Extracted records
%%

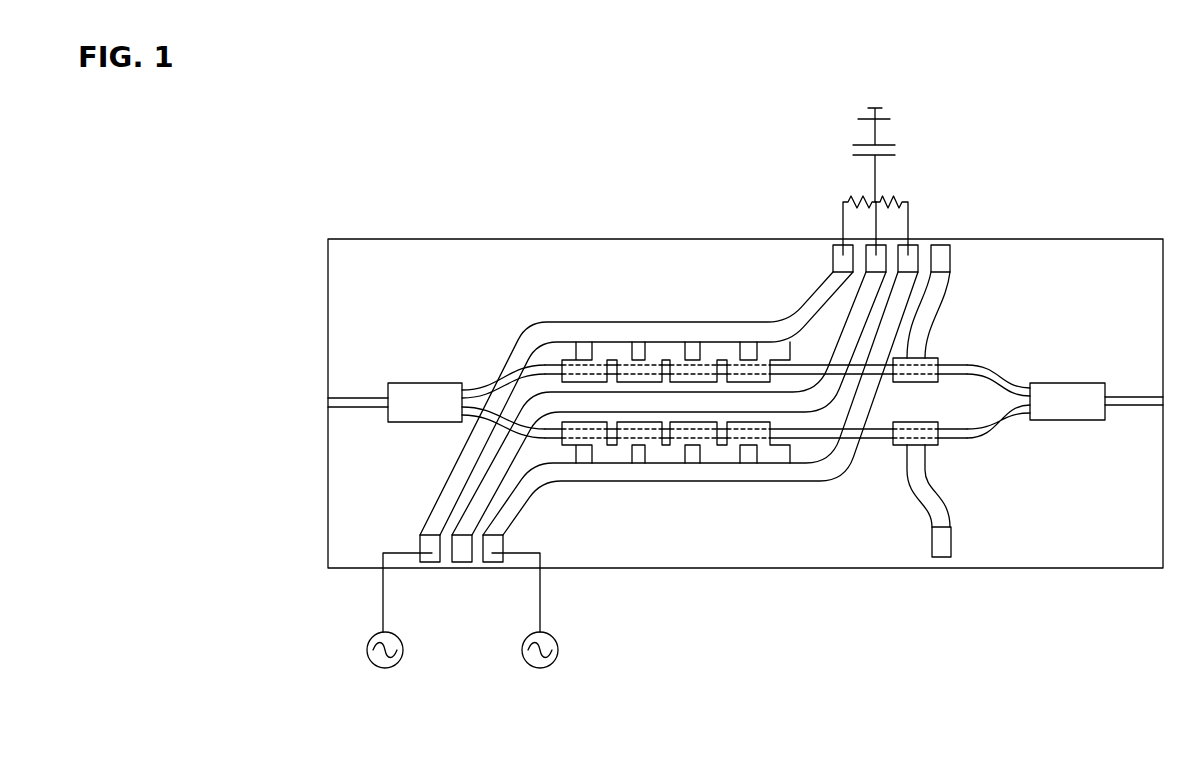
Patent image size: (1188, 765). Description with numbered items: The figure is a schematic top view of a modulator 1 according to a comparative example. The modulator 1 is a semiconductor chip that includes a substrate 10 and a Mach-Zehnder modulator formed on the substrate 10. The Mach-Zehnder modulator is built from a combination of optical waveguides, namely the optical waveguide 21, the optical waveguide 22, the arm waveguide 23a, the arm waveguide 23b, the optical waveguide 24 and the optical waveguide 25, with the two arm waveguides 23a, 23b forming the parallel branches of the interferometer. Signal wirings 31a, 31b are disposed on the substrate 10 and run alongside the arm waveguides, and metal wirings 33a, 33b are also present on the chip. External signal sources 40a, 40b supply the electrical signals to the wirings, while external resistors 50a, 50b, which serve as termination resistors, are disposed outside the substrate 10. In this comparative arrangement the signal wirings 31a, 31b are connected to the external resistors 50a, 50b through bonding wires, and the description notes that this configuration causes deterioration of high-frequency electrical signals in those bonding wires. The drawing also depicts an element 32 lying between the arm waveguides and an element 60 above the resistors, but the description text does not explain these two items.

The modulator 1 is at (1024, 199).
The substrate 10 is at (1121, 552).
The optical waveguide 21 is at (362, 397).
The optical waveguide 22 is at (425, 383).
The arm waveguide 23a is at (793, 364).
The arm waveguide 23b is at (847, 443).
The optical waveguide 24 is at (1055, 383).
The optical waveguide 25 is at (1135, 397).
The signal wiring 31a is at (617, 332).
The signal wiring 31b is at (617, 472).
The ground electrode 32 is at (773, 400).
The metal wiring 33a is at (949, 283).
The metal wiring 33b is at (950, 513).
The external signal source 40a is at (383, 668).
The external signal source 40b is at (540, 668).
The external resistor 50a is at (855, 198).
The external resistor 50b is at (897, 196).
The ground terminal 60 is at (862, 143).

%%

Given task:
Return each line of the material that contains the word "modulator". Case counts.

Answer in full:
Patent image size: (1188, 765). Description with numbered items: The figure is a schematic top view of a modulator 1 according to a comparative example. The modulator 1 is a semiconductor chip that includes a substrate 10 and a Mach-Zehnder modulator formed on the substrate 10. The Mach-Zehnder modulator is built from a combination of optical waveguides, namely the optical waveguide 21, the optical waveguide 22, the arm waveguide 23a, the arm waveguide 23b, the optical waveguide 24 and the optical waveguide 25, with the two arm waveguides 23a, 23b forming the parallel branches of the interferometer. Signal wirings 31a, 31b are disposed on the substrate 10 and run alongside the arm waveguides, and metal wirings 33a, 33b are also present on the chip. External signal sources 40a, 40b supply the electrical signals to the wirings, while external resistors 50a, 50b, which serve as termination resistors, are disposed outside the substrate 10. In this comparative arrangement the signal wirings 31a, 31b are connected to the external resistors 50a, 50b through bonding wires, and the description notes that this configuration causes deterioration of high-frequency electrical signals in those bonding wires. The drawing also depicts an element 32 lying between the arm waveguides and an element 60 above the resistors, but the description text does not explain these two items.
The modulator 1 is at (1024, 199).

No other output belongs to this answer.